Problem statement: Convert the lines between the one holding "import-button[interactable]: ⇡ 导入" and the one holding "search-button[interactable]: ⌕ 搜索", inclusive, into a Markdown table with the columns Row and Item line, omitting any blank lines.

Input rows:
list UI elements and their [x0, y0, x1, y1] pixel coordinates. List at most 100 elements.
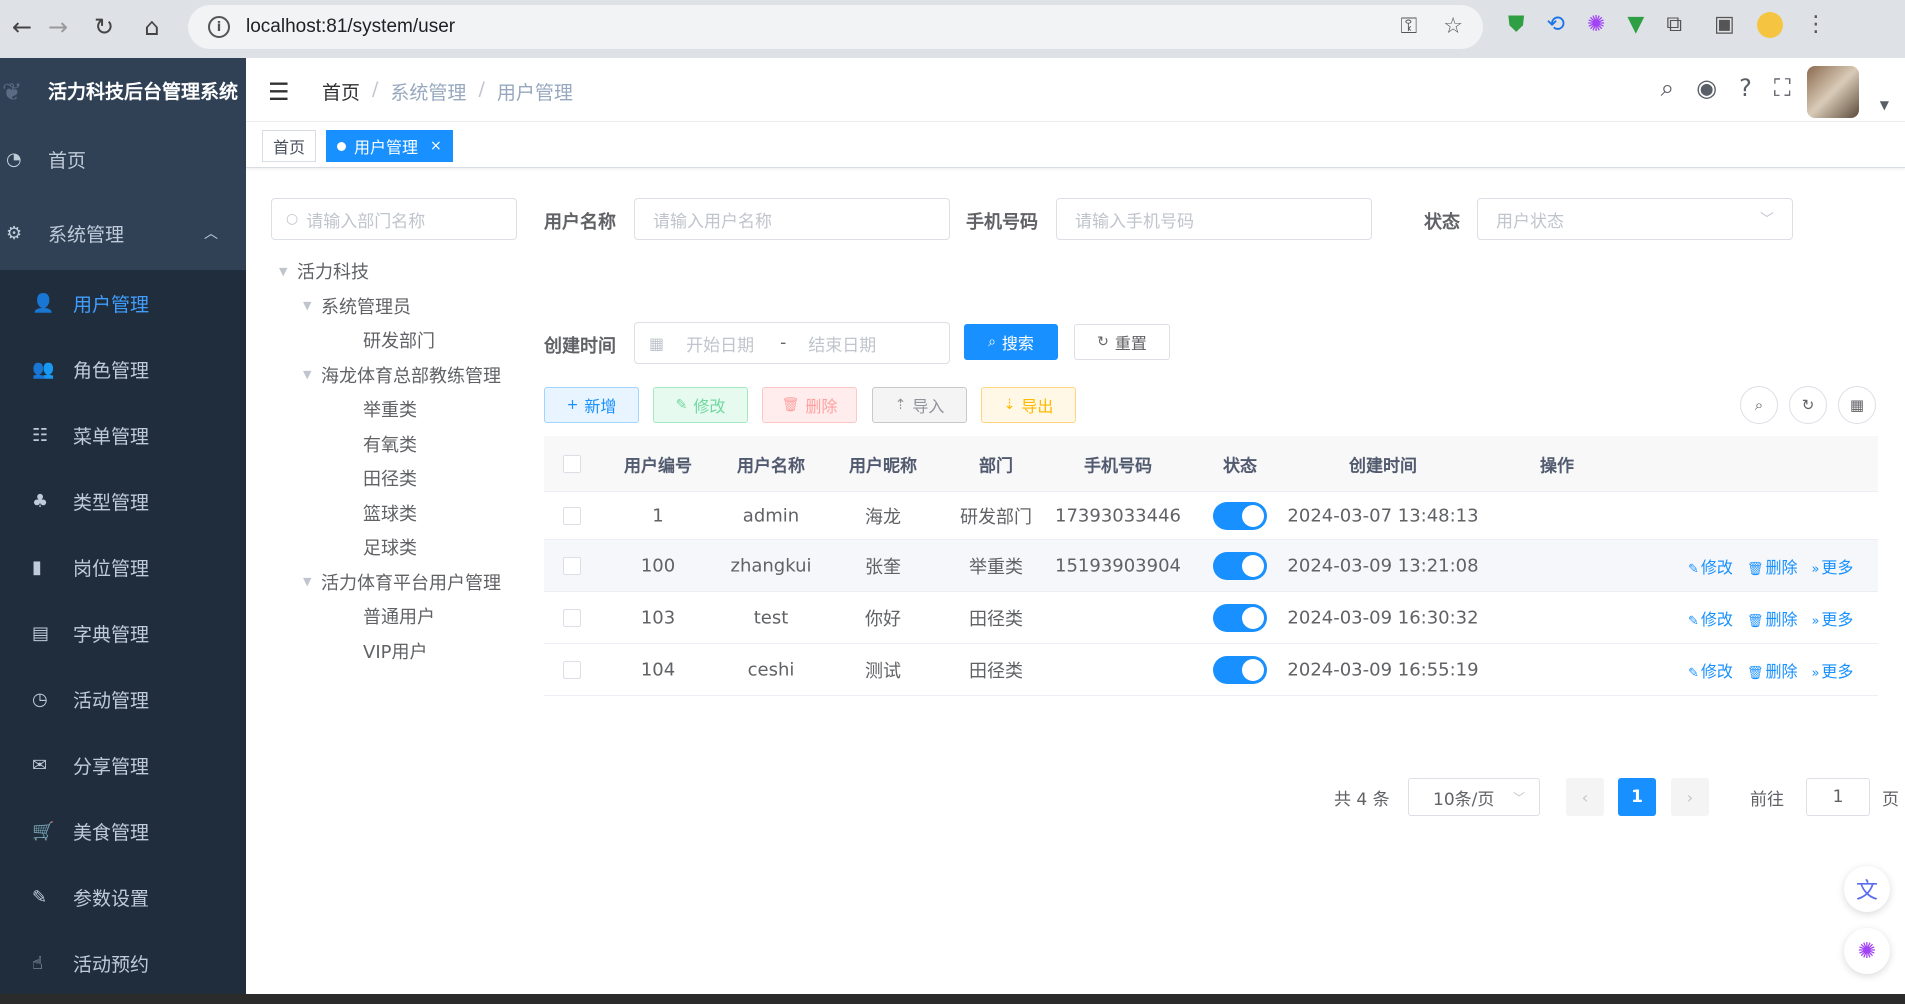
import-button[interactable]: ⇡ 导入 — [872, 387, 967, 423]
github-icon[interactable]: ◉ — [1696, 74, 1717, 102]
refresh-button[interactable]: ↻ — [1789, 386, 1827, 424]
sidebar-logo[interactable]: ❦ 活力科技后台管理系统 — [0, 58, 246, 122]
export-button[interactable]: ⇣ 导出 — [981, 387, 1076, 423]
tree-node[interactable]: ▼ 海龙体育总部教练管理 — [271, 358, 521, 393]
status-switch[interactable] — [1213, 501, 1267, 530]
tag-user-management[interactable]: 用户管理 × — [326, 130, 453, 162]
row-delete-link[interactable]: 🗑 删除 — [1747, 554, 1798, 578]
page-number-current[interactable]: 1 — [1618, 778, 1656, 816]
sidebar-item-home[interactable]: ◔ 首页 — [0, 122, 246, 196]
columns-button[interactable]: ▦ — [1838, 386, 1876, 424]
translate-extension-icon[interactable]: ⟲ — [1547, 12, 1565, 38]
sidebar-item-0[interactable]: 👤 用户管理 — [0, 270, 246, 336]
question-icon[interactable]: ? — [1739, 74, 1752, 102]
caret-down-icon[interactable]: ▼ — [279, 265, 297, 278]
next-page-button[interactable]: › — [1671, 778, 1709, 816]
star-icon[interactable]: ☆ — [1443, 14, 1463, 39]
search-button[interactable]: ⌕ 搜索 — [964, 324, 1058, 360]
sidebar-item-6[interactable]: ◷ 活动管理 — [0, 666, 246, 732]
date-range-picker[interactable]: ▦ 开始日期 - 结束日期 — [634, 322, 950, 364]
sidebar-item-4[interactable]: ▮ 岗位管理 — [0, 534, 246, 600]
sidebar-item-system[interactable]: ⚙ 系统管理 ︿ — [0, 196, 246, 270]
key-icon[interactable]: ⚿ — [1401, 14, 1418, 39]
dept-search-input[interactable]: ○ 请输入部门名称 — [271, 198, 517, 240]
phone-input[interactable]: 请输入手机号码 — [1056, 198, 1372, 240]
translate-float-icon[interactable]: 文 — [1844, 866, 1890, 912]
row-checkbox[interactable] — [563, 506, 581, 525]
tree-node[interactable]: 普通用户 — [271, 599, 521, 634]
row-checkbox[interactable] — [563, 660, 581, 679]
vue-extension-icon[interactable]: ▼ — [1627, 12, 1644, 38]
fullscreen-icon[interactable]: ⛶ — [1774, 74, 1791, 102]
tree-node[interactable]: 足球类 — [271, 530, 521, 565]
sidebar-item-5[interactable]: ▤ 字典管理 — [0, 600, 246, 666]
row-more-link[interactable]: » 更多 — [1811, 658, 1853, 682]
avatar[interactable] — [1807, 66, 1859, 118]
tree-node[interactable]: 举重类 — [271, 392, 521, 427]
breadcrumb-home[interactable]: 首页 — [322, 78, 360, 105]
sidebar-item-9[interactable]: ✎ 参数设置 — [0, 864, 246, 930]
table-row[interactable]: 104 ceshi 测试 田径类 2024-03-09 16:55:19 ✎ 修改 🗑 删除 » 更… — [544, 644, 1878, 696]
reload-icon[interactable]: ↻ — [82, 5, 126, 49]
sidebar-item-8[interactable]: 🛒 美食管理 — [0, 798, 246, 864]
puzzle-icon[interactable]: ⧉ — [1666, 12, 1682, 38]
forward-icon[interactable]: → — [36, 5, 80, 49]
sidebar-item-10[interactable]: ☝ 活动预约 — [0, 930, 246, 996]
row-edit-link[interactable]: ✎ 修改 — [1688, 606, 1733, 630]
add-button[interactable]: + 新增 — [544, 387, 639, 423]
status-switch[interactable] — [1213, 551, 1267, 580]
caret-down-icon[interactable]: ▼ — [1880, 98, 1889, 112]
address-bar[interactable]: i localhost:81/system/user ⚿ ☆ — [188, 5, 1483, 49]
row-delete-link[interactable]: 🗑 删除 — [1747, 658, 1798, 682]
row-delete-link[interactable]: 🗑 删除 — [1747, 606, 1798, 630]
prev-page-button[interactable]: ‹ — [1566, 778, 1604, 816]
status-select[interactable]: 用户状态 ﹀ — [1477, 198, 1793, 240]
page-size-select[interactable]: 10条/页 ﹀ — [1408, 778, 1540, 816]
tag-home[interactable]: 首页 — [262, 130, 317, 162]
sidebar-item-3[interactable]: ♣ 类型管理 — [0, 468, 246, 534]
status-switch[interactable] — [1213, 655, 1267, 684]
caret-down-icon[interactable]: ▼ — [303, 368, 321, 381]
tree-node[interactable]: 田径类 — [271, 461, 521, 496]
tree-node[interactable]: ▼ 活力科技 — [271, 254, 521, 289]
tree-node[interactable]: ▼ 系统管理员 — [271, 289, 521, 324]
close-icon[interactable]: × — [430, 138, 442, 154]
shield-extension-icon[interactable]: ⛊ — [1508, 12, 1525, 38]
sidebar-item-1[interactable]: 👥 角色管理 — [0, 336, 246, 402]
tree-node[interactable]: 研发部门 — [271, 323, 521, 358]
caret-down-icon[interactable]: ▼ — [303, 575, 321, 588]
sidebar-item-7[interactable]: ✉ 分享管理 — [0, 732, 246, 798]
tree-node[interactable]: 篮球类 — [271, 496, 521, 531]
toggle-search-button[interactable]: ⌕ — [1740, 386, 1778, 424]
tree-node[interactable]: ▼ 活力体育平台用户管理 — [271, 565, 521, 600]
row-more-link[interactable]: » 更多 — [1811, 606, 1853, 630]
status-switch[interactable] — [1213, 603, 1267, 632]
site-info-icon[interactable]: i — [208, 16, 230, 38]
reset-button[interactable]: ↻ 重置 — [1074, 324, 1170, 360]
hamburger-icon[interactable]: ☰ — [268, 78, 290, 106]
row-edit-link[interactable]: ✎ 修改 — [1688, 554, 1733, 578]
profile-avatar[interactable] — [1756, 12, 1783, 38]
row-edit-link[interactable]: ✎ 修改 — [1688, 658, 1733, 682]
home-icon[interactable]: ⌂ — [130, 5, 174, 49]
table-row[interactable]: 103 test 你好 田径类 2024-03-09 16:30:32 ✎ 修改 🗑 删除 » 更多 — [544, 592, 1878, 644]
brain-extension-icon[interactable]: ✺ — [1587, 12, 1605, 38]
row-more-link[interactable]: » 更多 — [1811, 554, 1853, 578]
caret-down-icon[interactable]: ▼ — [303, 299, 321, 312]
sidepanel-icon[interactable]: ▣ — [1714, 12, 1735, 38]
tree-node[interactable]: 有氧类 — [271, 427, 521, 462]
more-icon[interactable]: ⋮ — [1805, 12, 1827, 38]
row-checkbox[interactable] — [563, 608, 581, 627]
delete-button[interactable]: 🗑 删除 — [762, 387, 857, 423]
select-all-checkbox[interactable] — [563, 454, 581, 473]
sidebar-item-2[interactable]: ☷ 菜单管理 — [0, 402, 246, 468]
row-checkbox[interactable] — [563, 556, 581, 575]
table-row[interactable]: 100 zhangkui 张奎 举重类 15193903904 2024-03-09 13… — [544, 540, 1878, 592]
username-input[interactable]: 请输入用户名称 — [634, 198, 950, 240]
goto-page-input[interactable]: 1 — [1806, 778, 1870, 816]
table-row[interactable]: 1 admin 海龙 研发部门 17393033446 2024-03-07 13:48:… — [544, 492, 1878, 540]
edit-button[interactable]: ✎ 修改 — [653, 387, 748, 423]
tree-node[interactable]: VIP用户 — [271, 634, 521, 669]
search-icon[interactable]: ⌕ — [1661, 74, 1674, 102]
brain-float-icon[interactable]: ✺ — [1844, 928, 1890, 974]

Response to this task:
| Row | Item line |
|---|---|
| 1 | import-button[interactable]: ⇡ 导入 — [872, 387, 967, 423] |
| 2 | github-icon[interactable]: ◉ — [1696, 74, 1717, 102] |
| 3 | refresh-button[interactable]: ↻ — [1789, 386, 1827, 424] |
| 4 | sidebar-logo[interactable]: ❦ 活力科技后台管理系统 — [0, 58, 246, 122] |
| 5 | export-button[interactable]: ⇣ 导出 — [981, 387, 1076, 423] |
| 6 | tree-node[interactable]: ▼ 海龙体育总部教练管理 — [271, 358, 521, 393] |
| 7 | status-switch[interactable] — [1213, 501, 1267, 530] |
| 8 | tag-user-management[interactable]: 用户管理 × — [326, 130, 453, 162] |
| 9 | row-delete-link[interactable]: 🗑 删除 — [1747, 554, 1798, 578] |
| 10 | page-number-current[interactable]: 1 — [1618, 778, 1656, 816] |
| 11 | sidebar-item-home[interactable]: ◔ 首页 — [0, 122, 246, 196] |
| 12 | columns-button[interactable]: ▦ — [1838, 386, 1876, 424] |
| 13 | translate-extension-icon[interactable]: ⟲ — [1547, 12, 1565, 38] |
| 14 | sidebar-item-0[interactable]: 👤 用户管理 — [0, 270, 246, 336] |
| 15 | question-icon[interactable]: ? — [1739, 74, 1752, 102] |
| 16 | caret-down-icon[interactable]: ▼ — [279, 265, 297, 278] |
| 17 | next-page-button[interactable]: › — [1671, 778, 1709, 816] |
| 18 | star-icon[interactable]: ☆ — [1443, 14, 1463, 39] |
| 19 | search-button[interactable]: ⌕ 搜索 — [964, 324, 1058, 360] |